[Data supplied start]

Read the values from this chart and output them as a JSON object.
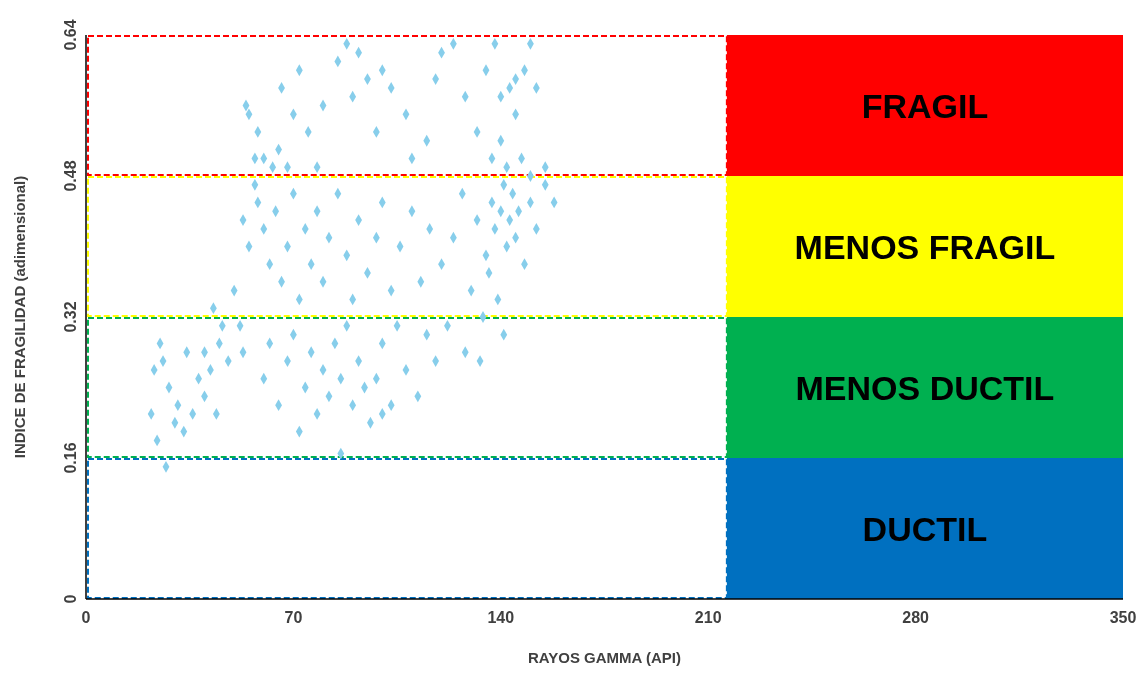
{
  "chart_data": {
    "type": "scatter",
    "xlabel": "RAYOS GAMMA (API)",
    "ylabel": "INDICE DE FRAGILIDAD (adimensional)",
    "xlim": [
      0,
      350
    ],
    "xticks": [
      0,
      70,
      140,
      210,
      280,
      350
    ],
    "ylim": [
      0,
      0.64
    ],
    "yticks": [
      0,
      0.16,
      0.32,
      0.48,
      0.64
    ],
    "grid": false,
    "marker": "diamond",
    "bands": [
      {
        "axis": "y",
        "from": 0.48,
        "to": 0.64,
        "label": "FRAGIL",
        "color": "#ff0000"
      },
      {
        "axis": "y",
        "from": 0.32,
        "to": 0.48,
        "label": "MENOS FRAGIL",
        "color": "#ffff00"
      },
      {
        "axis": "y",
        "from": 0.16,
        "to": 0.32,
        "label": "MENOS DUCTIL",
        "color": "#00b050"
      },
      {
        "axis": "y",
        "from": 0,
        "to": 0.16,
        "label": "DUCTIL",
        "color": "#0070c0"
      }
    ],
    "series": [
      {
        "color": "#87ceeb",
        "x": [
          22,
          23,
          24,
          25,
          26,
          27,
          28,
          30,
          31,
          33,
          34,
          36,
          38,
          40,
          40,
          42,
          43,
          44,
          45,
          46,
          48,
          50,
          52,
          53,
          54,
          55,
          57,
          58,
          60,
          63,
          65,
          66,
          68,
          70,
          72,
          75,
          78,
          80,
          85,
          88,
          90,
          92,
          95,
          98,
          100,
          103,
          108,
          110,
          115,
          118,
          120,
          124,
          128,
          132,
          135,
          138,
          140,
          143,
          145,
          148,
          150,
          152,
          145,
          140,
          137,
          142,
          147,
          150,
          155,
          53,
          55,
          57,
          58,
          60,
          62,
          64,
          66,
          68,
          70,
          72,
          74,
          76,
          78,
          80,
          82,
          85,
          88,
          90,
          92,
          95,
          98,
          100,
          103,
          106,
          110,
          113,
          116,
          120,
          124,
          127,
          130,
          132,
          135,
          137,
          138,
          140,
          141,
          142,
          143,
          144,
          145,
          146,
          148,
          150,
          152,
          155,
          158,
          136,
          139,
          134,
          60,
          62,
          65,
          68,
          70,
          72,
          74,
          76,
          78,
          80,
          82,
          84,
          86,
          88,
          90,
          92,
          94,
          96,
          98,
          100,
          103,
          105,
          108,
          112,
          115,
          118,
          122,
          128,
          133,
          141,
          86,
          100
        ],
        "values": [
          0.21,
          0.26,
          0.18,
          0.29,
          0.27,
          0.15,
          0.24,
          0.2,
          0.22,
          0.19,
          0.28,
          0.21,
          0.25,
          0.23,
          0.28,
          0.26,
          0.33,
          0.21,
          0.29,
          0.31,
          0.27,
          0.35,
          0.31,
          0.28,
          0.56,
          0.55,
          0.5,
          0.53,
          0.5,
          0.49,
          0.51,
          0.58,
          0.49,
          0.55,
          0.6,
          0.53,
          0.49,
          0.56,
          0.61,
          0.63,
          0.57,
          0.62,
          0.59,
          0.53,
          0.6,
          0.58,
          0.55,
          0.5,
          0.52,
          0.59,
          0.62,
          0.63,
          0.57,
          0.53,
          0.6,
          0.63,
          0.57,
          0.58,
          0.59,
          0.6,
          0.63,
          0.58,
          0.55,
          0.52,
          0.5,
          0.49,
          0.5,
          0.48,
          0.49,
          0.43,
          0.4,
          0.47,
          0.45,
          0.42,
          0.38,
          0.44,
          0.36,
          0.4,
          0.46,
          0.34,
          0.42,
          0.38,
          0.44,
          0.36,
          0.41,
          0.46,
          0.39,
          0.34,
          0.43,
          0.37,
          0.41,
          0.45,
          0.35,
          0.4,
          0.44,
          0.36,
          0.42,
          0.38,
          0.41,
          0.46,
          0.35,
          0.43,
          0.39,
          0.45,
          0.42,
          0.44,
          0.47,
          0.4,
          0.43,
          0.46,
          0.41,
          0.44,
          0.38,
          0.45,
          0.42,
          0.47,
          0.45,
          0.37,
          0.34,
          0.32,
          0.25,
          0.29,
          0.22,
          0.27,
          0.3,
          0.19,
          0.24,
          0.28,
          0.21,
          0.26,
          0.23,
          0.29,
          0.25,
          0.31,
          0.22,
          0.27,
          0.24,
          0.2,
          0.25,
          0.29,
          0.22,
          0.31,
          0.26,
          0.23,
          0.3,
          0.27,
          0.31,
          0.28,
          0.27,
          0.3,
          0.165,
          0.21
        ]
      }
    ]
  }
}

[Data supplied end]

Your task: Copy every line of the data word for word, omitting the images.

Solution for this exercise:
Read the values from this chart and output them as a JSON object.
{
  "chart_data": {
    "type": "scatter",
    "xlabel": "RAYOS GAMMA (API)",
    "ylabel": "INDICE DE FRAGILIDAD (adimensional)",
    "xlim": [
      0,
      350
    ],
    "xticks": [
      0,
      70,
      140,
      210,
      280,
      350
    ],
    "ylim": [
      0,
      0.64
    ],
    "yticks": [
      0,
      0.16,
      0.32,
      0.48,
      0.64
    ],
    "grid": false,
    "marker": "diamond",
    "bands": [
      {
        "axis": "y",
        "from": 0.48,
        "to": 0.64,
        "label": "FRAGIL",
        "color": "#ff0000"
      },
      {
        "axis": "y",
        "from": 0.32,
        "to": 0.48,
        "label": "MENOS FRAGIL",
        "color": "#ffff00"
      },
      {
        "axis": "y",
        "from": 0.16,
        "to": 0.32,
        "label": "MENOS DUCTIL",
        "color": "#00b050"
      },
      {
        "axis": "y",
        "from": 0,
        "to": 0.16,
        "label": "DUCTIL",
        "color": "#0070c0"
      }
    ],
    "series": [
      {
        "color": "#87ceeb",
        "x": [
          22,
          23,
          24,
          25,
          26,
          27,
          28,
          30,
          31,
          33,
          34,
          36,
          38,
          40,
          40,
          42,
          43,
          44,
          45,
          46,
          48,
          50,
          52,
          53,
          54,
          55,
          57,
          58,
          60,
          63,
          65,
          66,
          68,
          70,
          72,
          75,
          78,
          80,
          85,
          88,
          90,
          92,
          95,
          98,
          100,
          103,
          108,
          110,
          115,
          118,
          120,
          124,
          128,
          132,
          135,
          138,
          140,
          143,
          145,
          148,
          150,
          152,
          145,
          140,
          137,
          142,
          147,
          150,
          155,
          53,
          55,
          57,
          58,
          60,
          62,
          64,
          66,
          68,
          70,
          72,
          74,
          76,
          78,
          80,
          82,
          85,
          88,
          90,
          92,
          95,
          98,
          100,
          103,
          106,
          110,
          113,
          116,
          120,
          124,
          127,
          130,
          132,
          135,
          137,
          138,
          140,
          141,
          142,
          143,
          144,
          145,
          146,
          148,
          150,
          152,
          155,
          158,
          136,
          139,
          134,
          60,
          62,
          65,
          68,
          70,
          72,
          74,
          76,
          78,
          80,
          82,
          84,
          86,
          88,
          90,
          92,
          94,
          96,
          98,
          100,
          103,
          105,
          108,
          112,
          115,
          118,
          122,
          128,
          133,
          141,
          86,
          100
        ],
        "values": [
          0.21,
          0.26,
          0.18,
          0.29,
          0.27,
          0.15,
          0.24,
          0.2,
          0.22,
          0.19,
          0.28,
          0.21,
          0.25,
          0.23,
          0.28,
          0.26,
          0.33,
          0.21,
          0.29,
          0.31,
          0.27,
          0.35,
          0.31,
          0.28,
          0.56,
          0.55,
          0.5,
          0.53,
          0.5,
          0.49,
          0.51,
          0.58,
          0.49,
          0.55,
          0.6,
          0.53,
          0.49,
          0.56,
          0.61,
          0.63,
          0.57,
          0.62,
          0.59,
          0.53,
          0.6,
          0.58,
          0.55,
          0.5,
          0.52,
          0.59,
          0.62,
          0.63,
          0.57,
          0.53,
          0.6,
          0.63,
          0.57,
          0.58,
          0.59,
          0.6,
          0.63,
          0.58,
          0.55,
          0.52,
          0.5,
          0.49,
          0.5,
          0.48,
          0.49,
          0.43,
          0.4,
          0.47,
          0.45,
          0.42,
          0.38,
          0.44,
          0.36,
          0.4,
          0.46,
          0.34,
          0.42,
          0.38,
          0.44,
          0.36,
          0.41,
          0.46,
          0.39,
          0.34,
          0.43,
          0.37,
          0.41,
          0.45,
          0.35,
          0.4,
          0.44,
          0.36,
          0.42,
          0.38,
          0.41,
          0.46,
          0.35,
          0.43,
          0.39,
          0.45,
          0.42,
          0.44,
          0.47,
          0.4,
          0.43,
          0.46,
          0.41,
          0.44,
          0.38,
          0.45,
          0.42,
          0.47,
          0.45,
          0.37,
          0.34,
          0.32,
          0.25,
          0.29,
          0.22,
          0.27,
          0.3,
          0.19,
          0.24,
          0.28,
          0.21,
          0.26,
          0.23,
          0.29,
          0.25,
          0.31,
          0.22,
          0.27,
          0.24,
          0.2,
          0.25,
          0.29,
          0.22,
          0.31,
          0.26,
          0.23,
          0.3,
          0.27,
          0.31,
          0.28,
          0.27,
          0.3,
          0.165,
          0.21
        ]
      }
    ]
  }
}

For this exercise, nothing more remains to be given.